- [What you have to do] Go through the listing beneath this task and return every line that carries the string "amplitude".

- [Dataset records on visual material]
......

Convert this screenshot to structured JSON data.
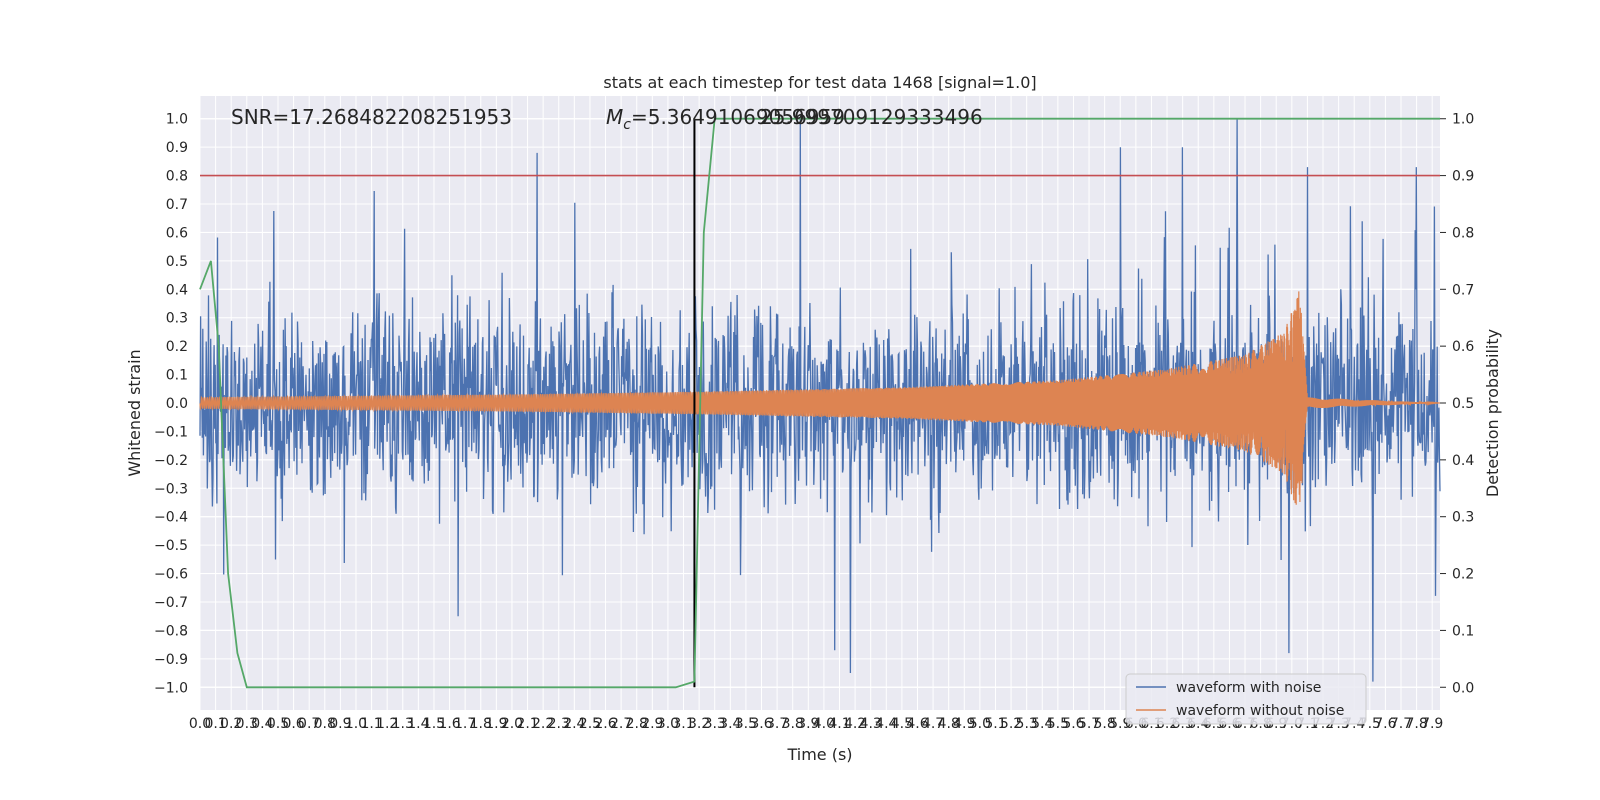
{
  "chart_data": {
    "type": "line",
    "title": "stats at each timestep for test data 1468 [signal=1.0]",
    "xlabel": "Time (s)",
    "ylabel_left": "Whitened strain",
    "ylabel_right": "Detection probability",
    "xlim": [
      0.0,
      7.95
    ],
    "ylim_left": [
      -1.08,
      1.08
    ],
    "ylim_right": [
      -0.04,
      1.04
    ],
    "x_ticks": [
      "0.0",
      "0.1",
      "0.2",
      "0.3",
      "0.4",
      "0.5",
      "0.6",
      "0.7",
      "0.8",
      "0.9",
      "1.0",
      "1.1",
      "1.2",
      "1.3",
      "1.4",
      "1.5",
      "1.6",
      "1.7",
      "1.8",
      "1.9",
      "2.0",
      "2.1",
      "2.2",
      "2.3",
      "2.4",
      "2.5",
      "2.6",
      "2.7",
      "2.8",
      "2.9",
      "3.0",
      "3.1",
      "3.2",
      "3.3",
      "3.4",
      "3.5",
      "3.6",
      "3.7",
      "3.8",
      "3.9",
      "4.0",
      "4.1",
      "4.2",
      "4.3",
      "4.4",
      "4.5",
      "4.6",
      "4.7",
      "4.8",
      "4.9",
      "5.0",
      "5.1",
      "5.2",
      "5.3",
      "5.4",
      "5.5",
      "5.6",
      "5.7",
      "5.8",
      "5.9",
      "6.0",
      "6.1",
      "6.2",
      "6.3",
      "6.4",
      "6.5",
      "6.6",
      "6.7",
      "6.8",
      "6.9",
      "7.0",
      "7.1",
      "7.2",
      "7.3",
      "7.4",
      "7.5",
      "7.6",
      "7.7",
      "7.8",
      "7.9"
    ],
    "y_ticks_left": [
      "1.0",
      "0.9",
      "0.8",
      "0.7",
      "0.6",
      "0.5",
      "0.4",
      "0.3",
      "0.2",
      "0.1",
      "0.0",
      "−0.1",
      "−0.2",
      "−0.3",
      "−0.4",
      "−0.5",
      "−0.6",
      "−0.7",
      "−0.8",
      "−0.9",
      "−1.0"
    ],
    "y_ticks_right": [
      "1.0",
      "0.9",
      "0.8",
      "0.7",
      "0.6",
      "0.5",
      "0.4",
      "0.3",
      "0.2",
      "0.1",
      "0.0"
    ],
    "annotations": {
      "snr": "SNR=17.268482208251953",
      "mc_symbol": "M",
      "mc_sub": "c",
      "mc_value": "=5.36491069056959",
      "overlap": "25.999709129333496"
    },
    "threshold_line": {
      "axis": "right",
      "value": 0.9,
      "color": "#c44e52"
    },
    "vertical_marker": {
      "x": 3.17,
      "color": "#000000"
    },
    "series": [
      {
        "name": "waveform with noise",
        "axis": "left",
        "color": "#4c72b0",
        "description": "noisy whitened strain, amplitude roughly +/-0.45 with spikes up to +/-1.0",
        "peaks": [
          {
            "x": 2.16,
            "y": 0.88
          },
          {
            "x": 3.85,
            "y": 1.0
          },
          {
            "x": 6.65,
            "y": 1.0
          },
          {
            "x": 7.1,
            "y": 0.83
          },
          {
            "x": 7.8,
            "y": 0.83
          },
          {
            "x": 5.9,
            "y": 0.9
          },
          {
            "x": 6.3,
            "y": 0.9
          },
          {
            "x": 7.52,
            "y": -0.98
          },
          {
            "x": 4.17,
            "y": -0.95
          },
          {
            "x": 4.07,
            "y": -0.87
          },
          {
            "x": 6.98,
            "y": -0.88
          }
        ]
      },
      {
        "name": "waveform without noise",
        "axis": "left",
        "color": "#dd8452",
        "description": "chirp signal growing in amplitude, peaking near t=7.06 then ringdown",
        "envelope": [
          {
            "x": 0.0,
            "y": 0.02
          },
          {
            "x": 2.0,
            "y": 0.03
          },
          {
            "x": 3.2,
            "y": 0.04
          },
          {
            "x": 4.5,
            "y": 0.055
          },
          {
            "x": 5.5,
            "y": 0.08
          },
          {
            "x": 6.2,
            "y": 0.12
          },
          {
            "x": 6.7,
            "y": 0.17
          },
          {
            "x": 6.95,
            "y": 0.25
          },
          {
            "x": 7.05,
            "y": 0.4
          },
          {
            "x": 7.1,
            "y": 0.02
          },
          {
            "x": 7.95,
            "y": 0.0
          }
        ]
      },
      {
        "name": "detection probability",
        "axis": "right",
        "color": "#55a868",
        "x": [
          0.0,
          0.07,
          0.12,
          0.18,
          0.24,
          0.3,
          1.0,
          2.0,
          2.8,
          3.05,
          3.17,
          3.23,
          3.3,
          3.5,
          4.5,
          5.5,
          6.5,
          7.95
        ],
        "y": [
          0.7,
          0.75,
          0.6,
          0.2,
          0.06,
          0.0,
          0.0,
          0.0,
          0.0,
          0.0,
          0.01,
          0.8,
          1.0,
          1.0,
          1.0,
          1.0,
          1.0,
          1.0
        ]
      }
    ],
    "legend": {
      "position": "lower-right",
      "entries": [
        {
          "label": "waveform with noise",
          "color": "#4c72b0"
        },
        {
          "label": "waveform without noise",
          "color": "#dd8452"
        }
      ]
    }
  }
}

......

- [Exercise solution]
        "description": "noisy whitened strain, amplitude roughly +/-0.45 with spikes up to +/-1.0",
        "description": "chirp signal growing in amplitude, peaking near t=7.06 then ringdown",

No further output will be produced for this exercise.